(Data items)
┌──

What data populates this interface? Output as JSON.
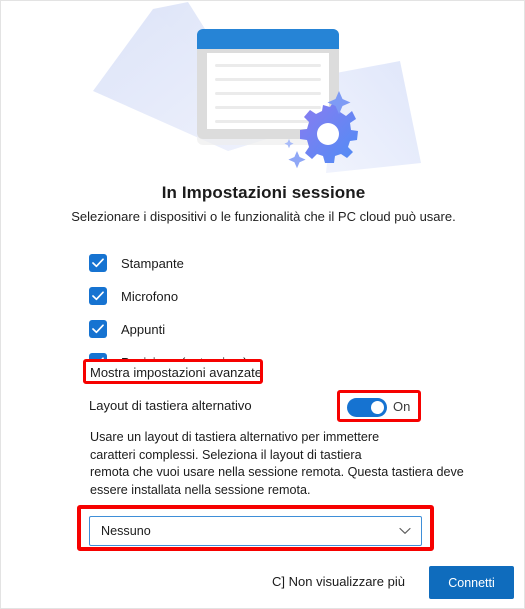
{
  "window": {
    "title": "In Impostazioni sessione",
    "subtitle": "Selezionare i dispositivi o le funzionalità che il PC cloud può usare."
  },
  "illustration": {
    "name": "session-settings-illustration",
    "colors": {
      "window_titlebar": "#2684d6",
      "window_body": "#dcdcdc",
      "paper": "#ffffff",
      "card_back": "#e2e8fa",
      "card_front": "#e9edfb",
      "gear_start": "#8b7bf0",
      "gear_end": "#4f8df5",
      "sparkle": "#7e9bf5"
    }
  },
  "devices": {
    "items": [
      {
        "label": "Stampante",
        "checked": true
      },
      {
        "label": "Microfono",
        "checked": true
      },
      {
        "label": "Appunti",
        "checked": true
      },
      {
        "label": "Posizione (anteprima)",
        "checked": true
      }
    ]
  },
  "advanced": {
    "link_label": "Mostra impostazioni avanzate n",
    "highlight_color": "#f60100"
  },
  "keyboard": {
    "toggle_label": "Layout di tastiera alternativo",
    "toggle_state": "On",
    "toggle_on": true,
    "toggle_color": "#1673d1",
    "description_lines": [
      "Usare un layout di tastiera alternativo per immettere",
      "caratteri complessi. Seleziona il layout di tastiera",
      "remota che vuoi usare nella sessione remota.  Questa tastiera deve",
      "essere installata nella sessione remota."
    ],
    "dropdown_value": "Nessuno",
    "dropdown_border_color": "#3f8fd8",
    "highlight_color": "#f60100"
  },
  "footer": {
    "dont_show_label": "C] Non visualizzare più",
    "connect_label": "Connetti",
    "connect_color": "#0f6cbd"
  },
  "icons": {
    "check": "check-icon",
    "chevron_down": "chevron-down-icon"
  }
}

└──

REQUIRED TASK
Repeat each entry exactly as given; no pictures belong in the copy.

SOLUTION
What data populates this interface? Output as JSON.
{
  "window": {
    "title": "In Impostazioni sessione",
    "subtitle": "Selezionare i dispositivi o le funzionalità che il PC cloud può usare."
  },
  "illustration": {
    "name": "session-settings-illustration",
    "colors": {
      "window_titlebar": "#2684d6",
      "window_body": "#dcdcdc",
      "paper": "#ffffff",
      "card_back": "#e2e8fa",
      "card_front": "#e9edfb",
      "gear_start": "#8b7bf0",
      "gear_end": "#4f8df5",
      "sparkle": "#7e9bf5"
    }
  },
  "devices": {
    "items": [
      {
        "label": "Stampante",
        "checked": true
      },
      {
        "label": "Microfono",
        "checked": true
      },
      {
        "label": "Appunti",
        "checked": true
      },
      {
        "label": "Posizione (anteprima)",
        "checked": true
      }
    ]
  },
  "advanced": {
    "link_label": "Mostra impostazioni avanzate n",
    "highlight_color": "#f60100"
  },
  "keyboard": {
    "toggle_label": "Layout di tastiera alternativo",
    "toggle_state": "On",
    "toggle_on": true,
    "toggle_color": "#1673d1",
    "description_lines": [
      "Usare un layout di tastiera alternativo per immettere",
      "caratteri complessi. Seleziona il layout di tastiera",
      "remota che vuoi usare nella sessione remota.  Questa tastiera deve",
      "essere installata nella sessione remota."
    ],
    "dropdown_value": "Nessuno",
    "dropdown_border_color": "#3f8fd8",
    "highlight_color": "#f60100"
  },
  "footer": {
    "dont_show_label": "C] Non visualizzare più",
    "connect_label": "Connetti",
    "connect_color": "#0f6cbd"
  },
  "icons": {
    "check": "check-icon",
    "chevron_down": "chevron-down-icon"
  }
}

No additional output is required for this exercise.